TAREFA PROPOSTA. Liste todos os adjetivos que o relato sobre a filha na UTI usa para qualificar a palavra "dias".

TEXTO DO DOCUMENTO.

E assim me vi ali, dentro de uma UTI. Os pontos ainda ardiam mas eu não me permitia ficar deitada, queria vê-la. Minha filha. Nasceu e foi para uma UTI, me trouxeram registro de um bebê de um pouco mais de 500 gramas e a observação: é muito pequena. E eu, na minha mente e na minha mas pura inocência pensando, tudo bem, já brinquei com  bonecas pequenas quando era criança, vou aprender a cuidar dela. E assim, a pequenos passos fui vê-la, e quanto mais me aproximava da incubadora, menos via. Cadê ela?
Ela não era miúda. Era minúscula, numa indescritiva proporção de tamanho para a minha imaginação do que seria um bebê. E não era só isso. Tinha fios e tubos por todo o seu corpo, sua pele era estranha e eu recebia a informação da pediatra: Sua filha é um bebê grave. Gravíssima. Parece que o chão se abre e você cai num abismo sem ter onde se segurar. E ali você tem q descobrir onde encontrar sua força, pois na sua frente tem um bebê que precisa disso para sobreviver.
Os dias passam a ser cada vez mais longos. E sim, você vai querer ir ao lugar que mais te trará dor, todos os dias, pelo simples fato de lá se encontrar a fonte de todo amor que pode caber no seu peito. Serão dias terríveis, mediados por dias horríveis e às vezes alguns dias melhores. Mas ainda assim você encontrará resquícios de alegria por entre toda essa dor. Às vezes em algum sinal de melhora, às vezes por um rápido sorriso. Mas acredite, você encontrará.

INFORMAÇÕES.
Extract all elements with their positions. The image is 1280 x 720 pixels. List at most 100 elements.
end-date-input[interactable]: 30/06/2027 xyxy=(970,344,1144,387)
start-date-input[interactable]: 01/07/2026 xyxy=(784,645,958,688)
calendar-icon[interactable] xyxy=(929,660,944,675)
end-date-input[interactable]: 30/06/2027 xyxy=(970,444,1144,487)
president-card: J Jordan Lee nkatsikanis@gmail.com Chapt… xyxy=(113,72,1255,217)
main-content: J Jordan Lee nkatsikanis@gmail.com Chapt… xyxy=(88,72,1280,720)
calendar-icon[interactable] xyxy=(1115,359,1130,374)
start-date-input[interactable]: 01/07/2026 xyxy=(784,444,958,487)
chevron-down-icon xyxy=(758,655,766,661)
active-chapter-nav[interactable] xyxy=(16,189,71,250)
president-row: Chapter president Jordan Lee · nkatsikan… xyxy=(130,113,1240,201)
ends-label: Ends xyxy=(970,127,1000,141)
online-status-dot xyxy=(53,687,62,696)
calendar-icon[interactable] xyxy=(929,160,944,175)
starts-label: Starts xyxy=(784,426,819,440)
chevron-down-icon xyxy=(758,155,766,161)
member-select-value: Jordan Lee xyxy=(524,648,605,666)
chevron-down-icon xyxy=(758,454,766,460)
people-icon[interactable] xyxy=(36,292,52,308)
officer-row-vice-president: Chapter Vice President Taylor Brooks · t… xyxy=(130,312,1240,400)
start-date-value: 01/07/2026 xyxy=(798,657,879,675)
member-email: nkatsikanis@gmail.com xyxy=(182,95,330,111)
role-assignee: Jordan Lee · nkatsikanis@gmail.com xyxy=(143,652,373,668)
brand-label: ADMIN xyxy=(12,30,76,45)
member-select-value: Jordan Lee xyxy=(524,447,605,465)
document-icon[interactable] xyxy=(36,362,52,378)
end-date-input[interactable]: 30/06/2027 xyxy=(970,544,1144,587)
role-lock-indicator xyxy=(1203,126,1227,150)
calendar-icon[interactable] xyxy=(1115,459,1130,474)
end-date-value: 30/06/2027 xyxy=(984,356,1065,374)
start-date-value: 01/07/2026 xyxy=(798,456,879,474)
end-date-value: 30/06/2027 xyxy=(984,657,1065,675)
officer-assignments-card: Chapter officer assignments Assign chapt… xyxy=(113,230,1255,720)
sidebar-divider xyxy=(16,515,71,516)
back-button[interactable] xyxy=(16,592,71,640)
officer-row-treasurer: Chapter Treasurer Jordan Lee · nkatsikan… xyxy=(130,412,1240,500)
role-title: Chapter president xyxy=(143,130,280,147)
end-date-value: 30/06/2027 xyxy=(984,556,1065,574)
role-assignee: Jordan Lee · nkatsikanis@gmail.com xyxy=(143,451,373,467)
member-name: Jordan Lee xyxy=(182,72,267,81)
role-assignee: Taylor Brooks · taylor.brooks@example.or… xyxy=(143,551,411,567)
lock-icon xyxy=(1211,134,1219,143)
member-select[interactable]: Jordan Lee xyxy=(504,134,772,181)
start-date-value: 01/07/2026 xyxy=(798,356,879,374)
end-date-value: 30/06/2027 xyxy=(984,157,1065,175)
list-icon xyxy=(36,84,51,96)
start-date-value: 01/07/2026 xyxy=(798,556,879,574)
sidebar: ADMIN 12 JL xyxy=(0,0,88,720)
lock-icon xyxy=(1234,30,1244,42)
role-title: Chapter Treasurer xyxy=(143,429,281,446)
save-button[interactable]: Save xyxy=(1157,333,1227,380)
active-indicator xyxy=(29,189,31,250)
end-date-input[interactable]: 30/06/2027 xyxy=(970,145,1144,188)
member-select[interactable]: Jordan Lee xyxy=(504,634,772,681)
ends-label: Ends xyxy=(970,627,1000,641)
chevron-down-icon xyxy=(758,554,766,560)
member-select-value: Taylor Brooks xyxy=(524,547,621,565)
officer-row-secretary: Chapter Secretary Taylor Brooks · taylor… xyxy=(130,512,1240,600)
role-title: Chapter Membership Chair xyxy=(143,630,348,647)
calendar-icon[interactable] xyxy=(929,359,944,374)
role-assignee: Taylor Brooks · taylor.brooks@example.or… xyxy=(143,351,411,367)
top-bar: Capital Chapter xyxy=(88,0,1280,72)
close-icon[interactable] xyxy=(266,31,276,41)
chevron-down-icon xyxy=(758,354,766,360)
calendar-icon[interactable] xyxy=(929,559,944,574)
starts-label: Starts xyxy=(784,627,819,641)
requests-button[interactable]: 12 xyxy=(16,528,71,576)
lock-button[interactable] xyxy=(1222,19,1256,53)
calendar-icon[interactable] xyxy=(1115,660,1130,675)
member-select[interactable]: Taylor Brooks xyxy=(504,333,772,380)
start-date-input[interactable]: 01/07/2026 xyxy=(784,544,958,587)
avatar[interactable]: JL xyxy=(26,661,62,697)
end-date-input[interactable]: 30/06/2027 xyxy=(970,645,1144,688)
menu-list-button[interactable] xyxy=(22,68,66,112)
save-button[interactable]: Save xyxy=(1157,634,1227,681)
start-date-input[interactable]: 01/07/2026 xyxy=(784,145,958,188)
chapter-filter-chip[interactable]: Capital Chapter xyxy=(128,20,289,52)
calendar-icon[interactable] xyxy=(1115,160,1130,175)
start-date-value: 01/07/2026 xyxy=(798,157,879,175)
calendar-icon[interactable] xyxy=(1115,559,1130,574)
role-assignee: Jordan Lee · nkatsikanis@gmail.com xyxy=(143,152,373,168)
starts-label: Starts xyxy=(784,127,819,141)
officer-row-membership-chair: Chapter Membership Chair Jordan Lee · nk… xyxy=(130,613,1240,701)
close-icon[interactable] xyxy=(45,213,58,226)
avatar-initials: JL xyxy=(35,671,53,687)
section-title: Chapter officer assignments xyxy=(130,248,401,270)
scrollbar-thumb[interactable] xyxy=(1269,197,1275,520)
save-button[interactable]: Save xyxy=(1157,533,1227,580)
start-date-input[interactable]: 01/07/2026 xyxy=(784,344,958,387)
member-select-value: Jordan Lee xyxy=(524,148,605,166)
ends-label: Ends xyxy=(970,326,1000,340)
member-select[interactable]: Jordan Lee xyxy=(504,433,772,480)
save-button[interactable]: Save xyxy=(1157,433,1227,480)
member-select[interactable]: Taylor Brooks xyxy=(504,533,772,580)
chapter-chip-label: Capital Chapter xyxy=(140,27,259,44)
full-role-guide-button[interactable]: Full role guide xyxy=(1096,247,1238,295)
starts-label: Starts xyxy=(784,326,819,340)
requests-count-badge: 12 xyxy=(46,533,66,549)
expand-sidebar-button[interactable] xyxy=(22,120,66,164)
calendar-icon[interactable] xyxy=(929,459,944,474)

RESPOSTA DO EXERCÍCIO.
- longos
- terríveis
- horríveis
- melhores